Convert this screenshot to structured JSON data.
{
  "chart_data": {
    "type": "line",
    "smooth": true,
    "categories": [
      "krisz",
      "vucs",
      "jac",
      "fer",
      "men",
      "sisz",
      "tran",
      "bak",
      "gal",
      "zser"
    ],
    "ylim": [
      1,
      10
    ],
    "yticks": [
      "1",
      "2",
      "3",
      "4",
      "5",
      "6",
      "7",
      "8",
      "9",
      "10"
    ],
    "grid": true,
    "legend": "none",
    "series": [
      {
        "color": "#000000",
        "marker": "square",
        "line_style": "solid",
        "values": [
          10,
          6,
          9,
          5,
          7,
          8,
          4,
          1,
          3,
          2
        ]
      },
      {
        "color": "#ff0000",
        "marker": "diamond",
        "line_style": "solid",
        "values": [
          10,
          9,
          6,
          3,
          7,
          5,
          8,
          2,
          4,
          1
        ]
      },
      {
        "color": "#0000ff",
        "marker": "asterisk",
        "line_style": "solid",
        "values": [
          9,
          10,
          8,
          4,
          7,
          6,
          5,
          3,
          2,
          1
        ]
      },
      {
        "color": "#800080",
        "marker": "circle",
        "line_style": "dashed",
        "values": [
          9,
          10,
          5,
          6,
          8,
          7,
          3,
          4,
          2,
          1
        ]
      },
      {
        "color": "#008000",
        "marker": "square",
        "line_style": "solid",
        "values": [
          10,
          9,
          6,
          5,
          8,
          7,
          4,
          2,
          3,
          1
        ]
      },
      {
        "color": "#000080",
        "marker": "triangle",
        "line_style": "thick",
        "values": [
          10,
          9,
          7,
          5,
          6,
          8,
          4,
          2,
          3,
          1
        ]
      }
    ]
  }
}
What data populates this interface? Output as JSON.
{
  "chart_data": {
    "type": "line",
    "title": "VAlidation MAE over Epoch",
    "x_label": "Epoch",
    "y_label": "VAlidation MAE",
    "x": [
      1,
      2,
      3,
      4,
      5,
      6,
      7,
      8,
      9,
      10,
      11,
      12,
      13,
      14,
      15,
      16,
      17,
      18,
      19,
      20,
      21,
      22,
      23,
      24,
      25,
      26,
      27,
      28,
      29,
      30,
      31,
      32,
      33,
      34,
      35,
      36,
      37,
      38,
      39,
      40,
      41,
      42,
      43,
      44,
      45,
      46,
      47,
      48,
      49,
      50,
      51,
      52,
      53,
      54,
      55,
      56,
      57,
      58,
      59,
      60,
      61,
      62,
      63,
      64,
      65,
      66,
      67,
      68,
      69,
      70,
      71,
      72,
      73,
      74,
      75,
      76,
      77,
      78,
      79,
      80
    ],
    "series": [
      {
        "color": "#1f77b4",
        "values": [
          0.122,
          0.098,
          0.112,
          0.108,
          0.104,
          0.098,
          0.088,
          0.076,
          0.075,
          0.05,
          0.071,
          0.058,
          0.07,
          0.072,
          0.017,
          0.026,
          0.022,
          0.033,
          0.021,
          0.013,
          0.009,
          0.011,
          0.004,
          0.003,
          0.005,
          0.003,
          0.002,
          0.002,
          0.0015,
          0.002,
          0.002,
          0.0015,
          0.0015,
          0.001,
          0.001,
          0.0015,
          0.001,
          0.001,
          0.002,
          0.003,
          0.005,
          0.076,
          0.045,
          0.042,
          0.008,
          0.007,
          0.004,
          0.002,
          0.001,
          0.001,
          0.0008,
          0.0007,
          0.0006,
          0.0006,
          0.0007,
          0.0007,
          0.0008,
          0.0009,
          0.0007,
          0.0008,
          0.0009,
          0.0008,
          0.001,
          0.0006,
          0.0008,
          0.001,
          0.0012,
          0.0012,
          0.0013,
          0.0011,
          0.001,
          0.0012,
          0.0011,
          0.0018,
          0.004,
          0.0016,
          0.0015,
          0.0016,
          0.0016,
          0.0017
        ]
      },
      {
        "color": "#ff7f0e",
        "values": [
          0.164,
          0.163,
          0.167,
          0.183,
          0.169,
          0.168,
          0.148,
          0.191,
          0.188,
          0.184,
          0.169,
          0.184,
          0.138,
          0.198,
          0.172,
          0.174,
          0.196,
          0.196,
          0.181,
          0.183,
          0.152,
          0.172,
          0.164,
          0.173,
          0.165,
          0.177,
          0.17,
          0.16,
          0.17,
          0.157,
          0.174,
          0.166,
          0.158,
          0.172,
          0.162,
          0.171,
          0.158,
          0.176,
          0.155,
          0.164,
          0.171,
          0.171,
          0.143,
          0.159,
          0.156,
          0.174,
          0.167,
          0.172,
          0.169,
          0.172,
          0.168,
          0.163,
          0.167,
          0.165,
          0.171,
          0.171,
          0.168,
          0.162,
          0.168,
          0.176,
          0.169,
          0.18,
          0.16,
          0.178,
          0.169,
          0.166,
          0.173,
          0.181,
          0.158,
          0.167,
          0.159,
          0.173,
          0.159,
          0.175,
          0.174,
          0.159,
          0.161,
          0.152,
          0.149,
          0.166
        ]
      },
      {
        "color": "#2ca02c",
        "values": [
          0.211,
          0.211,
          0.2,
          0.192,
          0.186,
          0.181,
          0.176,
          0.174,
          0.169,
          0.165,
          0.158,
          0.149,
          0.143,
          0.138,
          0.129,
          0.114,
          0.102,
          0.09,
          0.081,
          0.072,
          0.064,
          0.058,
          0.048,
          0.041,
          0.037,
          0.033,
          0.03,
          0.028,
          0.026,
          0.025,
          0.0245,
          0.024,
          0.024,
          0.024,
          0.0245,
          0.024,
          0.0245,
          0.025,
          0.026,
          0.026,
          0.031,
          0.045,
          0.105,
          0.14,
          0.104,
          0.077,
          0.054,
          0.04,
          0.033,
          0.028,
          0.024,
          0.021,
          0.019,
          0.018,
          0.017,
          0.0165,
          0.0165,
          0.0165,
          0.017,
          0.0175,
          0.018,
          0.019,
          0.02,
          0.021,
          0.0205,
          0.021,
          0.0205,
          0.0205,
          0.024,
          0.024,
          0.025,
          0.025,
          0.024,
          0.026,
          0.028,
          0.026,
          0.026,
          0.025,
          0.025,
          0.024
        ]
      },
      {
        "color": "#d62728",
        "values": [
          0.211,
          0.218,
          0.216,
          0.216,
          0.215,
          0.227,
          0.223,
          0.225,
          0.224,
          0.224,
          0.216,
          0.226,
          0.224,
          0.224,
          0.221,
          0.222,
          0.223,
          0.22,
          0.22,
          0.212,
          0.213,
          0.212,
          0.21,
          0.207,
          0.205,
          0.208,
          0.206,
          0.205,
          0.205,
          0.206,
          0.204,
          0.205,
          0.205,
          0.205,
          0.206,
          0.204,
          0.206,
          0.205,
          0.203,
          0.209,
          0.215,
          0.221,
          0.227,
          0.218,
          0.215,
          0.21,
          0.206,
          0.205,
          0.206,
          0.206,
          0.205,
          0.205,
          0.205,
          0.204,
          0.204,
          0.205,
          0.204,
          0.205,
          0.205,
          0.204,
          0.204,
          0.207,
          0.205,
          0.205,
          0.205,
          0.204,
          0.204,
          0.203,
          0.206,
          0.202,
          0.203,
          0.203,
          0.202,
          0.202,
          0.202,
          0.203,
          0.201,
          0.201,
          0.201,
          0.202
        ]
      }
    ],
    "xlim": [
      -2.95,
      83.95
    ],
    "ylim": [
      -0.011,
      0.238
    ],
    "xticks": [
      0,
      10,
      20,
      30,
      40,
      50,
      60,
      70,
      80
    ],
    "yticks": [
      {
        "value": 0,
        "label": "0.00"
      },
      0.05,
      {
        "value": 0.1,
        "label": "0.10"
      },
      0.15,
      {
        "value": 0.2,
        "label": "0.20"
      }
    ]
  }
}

## [Your objective]
Which lines include the word "Epoch"? List them all.

## [Exercise answer]
    "title": "VAlidation MAE over Epoch",
    "x_label": "Epoch",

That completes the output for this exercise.